**REQUIRED TASK**: Output the full listing below exactly as it reads, and skip anything that is a picture.

□ □ □ □ □

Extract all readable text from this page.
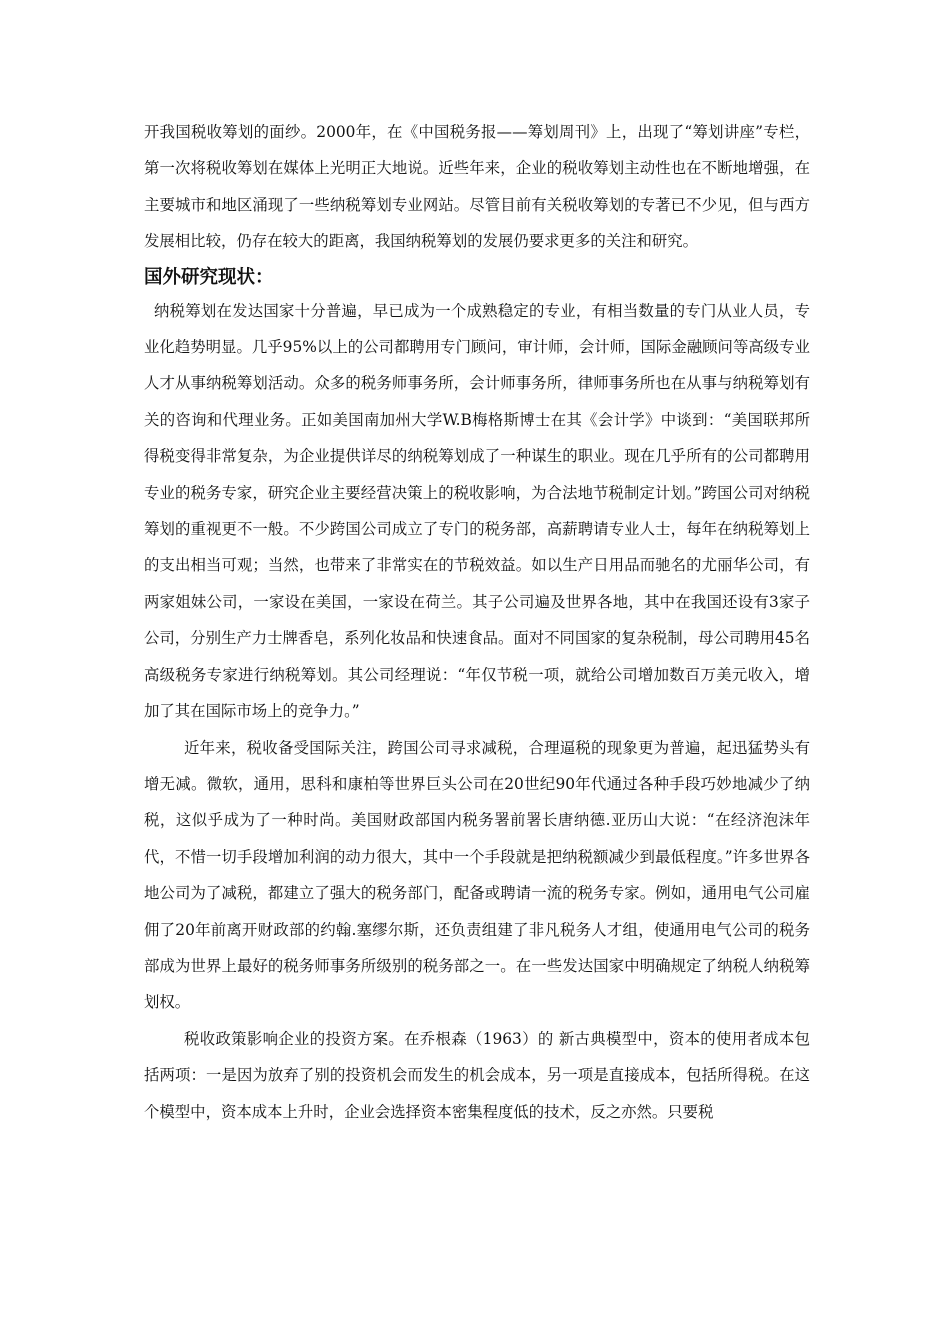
开我国税收筹划的面纱。2000年，在《中国税务报——筹划周刊》上，出现了“筹划讲座”专栏，第一次将税收筹划在媒体上光明正大地说。近些年来，企业的税收筹划主动性也在不断地增强，在主要城市和地区涌现了一些纳税筹划专业网站。尽管目前有关税收筹划的专著已不少见，但与西方发展相比较，仍存在较大的距离，我国纳税筹划的发展仍要求更多的关注和研究。

国外研究现状：

纳税筹划在发达国家十分普遍，早已成为一个成熟稳定的专业，有相当数量的专门从业人员，专业化趋势明显。几乎95%以上的公司都聘用专门顾问，审计师，会计师，国际金融顾问等高级专业人才从事纳税筹划活动。众多的税务师事务所，会计师事务所，律师事务所也在从事与纳税筹划有关的咨询和代理业务。正如美国南加州大学W.B梅格斯博士在其《会计学》中谈到：“美国联邦所得税变得非常复杂，为企业提供详尽的纳税筹划成了一种谋生的职业。现在几乎所有的公司都聘用专业的税务专家，研究企业主要经营决策上的税收影响，为合法地节税制定计划。”跨国公司对纳税筹划的重视更不一般。不少跨国公司成立了专门的税务部，高薪聘请专业人士，每年在纳税筹划上的支出相当可观；当然，也带来了非常实在的节税效益。如以生产日用品而驰名的尤丽华公司，有两家姐妹公司，一家设在美国，一家设在荷兰。其子公司遍及世界各地，其中在我国还设有3家子公司，分别生产力士牌香皂，系列化妆品和快速食品。面对不同国家的复杂税制，母公司聘用45名高级税务专家进行纳税筹划。其公司经理说：“年仅节税一项，就给公司增加数百万美元收入，增加了其在国际市场上的竞争力。”

近年来，税收备受国际关注，跨国公司寻求减税，合理逼税的现象更为普遍，起迅猛势头有增无减。微软，通用，思科和康柏等世界巨头公司在20世纪90年代通过各种手段巧妙地减少了纳税，这似乎成为了一种时尚。美国财政部国内税务署前署长唐纳德.亚历山大说：“在经济泡沫年代，不惜一切手段增加利润的动力很大，其中一个手段就是把纳税额减少到最低程度。”许多世界各地公司为了减税，都建立了强大的税务部门，配备或聘请一流的税务专家。例如，通用电气公司雇佣了20年前离开财政部的约翰.塞缪尔斯，还负责组建了非凡税务人才组，使通用电气公司的税务部成为世界上最好的税务师事务所级别的税务部之一。在一些发达国家中明确规定了纳税人纳税筹划权。

税收政策影响企业的投资方案。在乔根森（1963）的 新古典模型中，资本的使用者成本包括两项：一是因为放弃了别的投资机会而发生的机会成本，另一项是直接成本，包括所得税。在这个模型中，资本成本上升时，企业会选择资本密集程度低的技术，反之亦然。只要税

□ □ □ □ □

**THE RESPONSE**:
Extract all readable text from this page.
开我国税收筹划的面纱。2000年，在《中国税务报——筹划周刊》上，出现了“筹划讲座”专栏，第一次将税收筹划在媒体上光明正大地说。近些年来，企业的税收筹划主动性也在不断地增强，在主要城市和地区涌现了一些纳税筹划专业网站。尽管目前有关税收筹划的专著已不少见，但与西方发展相比较，仍存在较大的距离，我国纳税筹划的发展仍要求更多的关注和研究。

国外研究现状：

纳税筹划在发达国家十分普遍，早已成为一个成熟稳定的专业，有相当数量的专门从业人员，专业化趋势明显。几乎95%以上的公司都聘用专门顾问，审计师，会计师，国际金融顾问等高级专业人才从事纳税筹划活动。众多的税务师事务所，会计师事务所，律师事务所也在从事与纳税筹划有关的咨询和代理业务。正如美国南加州大学W.B梅格斯博士在其《会计学》中谈到：“美国联邦所得税变得非常复杂，为企业提供详尽的纳税筹划成了一种谋生的职业。现在几乎所有的公司都聘用专业的税务专家，研究企业主要经营决策上的税收影响，为合法地节税制定计划。”跨国公司对纳税筹划的重视更不一般。不少跨国公司成立了专门的税务部，高薪聘请专业人士，每年在纳税筹划上的支出相当可观；当然，也带来了非常实在的节税效益。如以生产日用品而驰名的尤丽华公司，有两家姐妹公司，一家设在美国，一家设在荷兰。其子公司遍及世界各地，其中在我国还设有3家子公司，分别生产力士牌香皂，系列化妆品和快速食品。面对不同国家的复杂税制，母公司聘用45名高级税务专家进行纳税筹划。其公司经理说：“年仅节税一项，就给公司增加数百万美元收入，增加了其在国际市场上的竞争力。”

近年来，税收备受国际关注，跨国公司寻求减税，合理逼税的现象更为普遍，起迅猛势头有增无减。微软，通用，思科和康柏等世界巨头公司在20世纪90年代通过各种手段巧妙地减少了纳税，这似乎成为了一种时尚。美国财政部国内税务署前署长唐纳德.亚历山大说：“在经济泡沫年代，不惜一切手段增加利润的动力很大，其中一个手段就是把纳税额减少到最低程度。”许多世界各地公司为了减税，都建立了强大的税务部门，配备或聘请一流的税务专家。例如，通用电气公司雇佣了20年前离开财政部的约翰.塞缪尔斯，还负责组建了非凡税务人才组，使通用电气公司的税务部成为世界上最好的税务师事务所级别的税务部之一。在一些发达国家中明确规定了纳税人纳税筹划权。

税收政策影响企业的投资方案。在乔根森（1963）的 新古典模型中，资本的使用者成本包括两项：一是因为放弃了别的投资机会而发生的机会成本，另一项是直接成本，包括所得税。在这个模型中，资本成本上升时，企业会选择资本密集程度低的技术，反之亦然。只要税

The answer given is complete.